_Given information_

▬▬▬▬▬▬▬▬▬▬

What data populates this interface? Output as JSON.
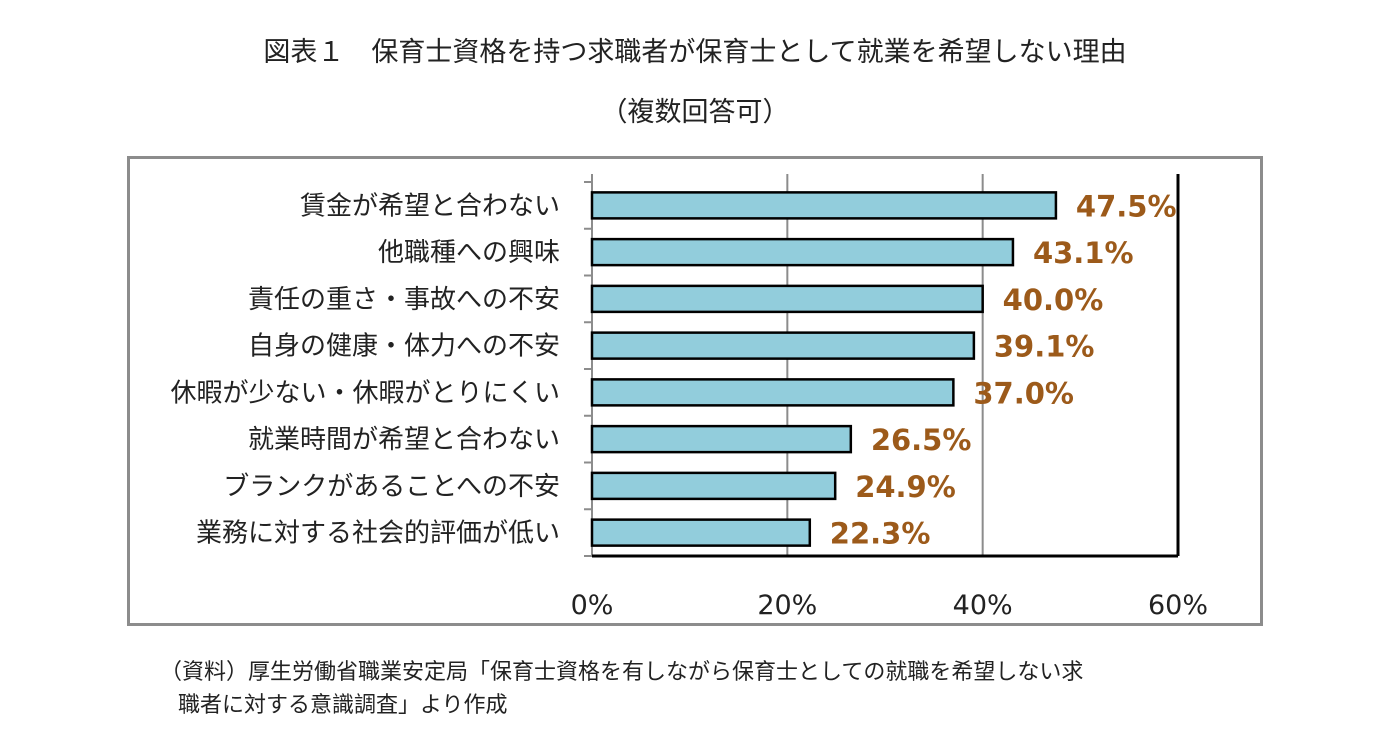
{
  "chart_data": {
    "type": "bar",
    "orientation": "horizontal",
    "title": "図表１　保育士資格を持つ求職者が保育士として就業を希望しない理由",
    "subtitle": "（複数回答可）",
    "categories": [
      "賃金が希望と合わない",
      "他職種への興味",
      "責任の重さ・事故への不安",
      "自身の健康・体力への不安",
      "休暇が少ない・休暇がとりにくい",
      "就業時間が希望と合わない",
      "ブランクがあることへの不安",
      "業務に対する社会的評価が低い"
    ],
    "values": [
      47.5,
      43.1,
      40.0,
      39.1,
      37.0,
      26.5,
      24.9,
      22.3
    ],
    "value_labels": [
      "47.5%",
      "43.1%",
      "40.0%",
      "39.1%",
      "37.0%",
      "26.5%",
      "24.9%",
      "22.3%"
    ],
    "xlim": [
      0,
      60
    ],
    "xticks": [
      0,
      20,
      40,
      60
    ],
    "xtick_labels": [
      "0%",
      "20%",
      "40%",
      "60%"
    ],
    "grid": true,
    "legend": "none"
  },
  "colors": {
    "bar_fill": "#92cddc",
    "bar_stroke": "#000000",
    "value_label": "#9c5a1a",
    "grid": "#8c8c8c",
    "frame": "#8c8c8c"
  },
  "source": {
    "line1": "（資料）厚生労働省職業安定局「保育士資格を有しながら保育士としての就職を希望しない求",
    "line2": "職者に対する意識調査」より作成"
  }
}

▬▬▬▬▬▬▬▬▬▬

_What is needed_
In the copy, include all records verbatim but no images.

_Result of this task_
What data populates this interface? Output as JSON.
{
  "chart_data": {
    "type": "bar",
    "orientation": "horizontal",
    "title": "図表１　保育士資格を持つ求職者が保育士として就業を希望しない理由",
    "subtitle": "（複数回答可）",
    "categories": [
      "賃金が希望と合わない",
      "他職種への興味",
      "責任の重さ・事故への不安",
      "自身の健康・体力への不安",
      "休暇が少ない・休暇がとりにくい",
      "就業時間が希望と合わない",
      "ブランクがあることへの不安",
      "業務に対する社会的評価が低い"
    ],
    "values": [
      47.5,
      43.1,
      40.0,
      39.1,
      37.0,
      26.5,
      24.9,
      22.3
    ],
    "value_labels": [
      "47.5%",
      "43.1%",
      "40.0%",
      "39.1%",
      "37.0%",
      "26.5%",
      "24.9%",
      "22.3%"
    ],
    "xlim": [
      0,
      60
    ],
    "xticks": [
      0,
      20,
      40,
      60
    ],
    "xtick_labels": [
      "0%",
      "20%",
      "40%",
      "60%"
    ],
    "grid": true,
    "legend": "none"
  },
  "colors": {
    "bar_fill": "#92cddc",
    "bar_stroke": "#000000",
    "value_label": "#9c5a1a",
    "grid": "#8c8c8c",
    "frame": "#8c8c8c"
  },
  "source": {
    "line1": "（資料）厚生労働省職業安定局「保育士資格を有しながら保育士としての就職を希望しない求",
    "line2": "職者に対する意識調査」より作成"
  }
}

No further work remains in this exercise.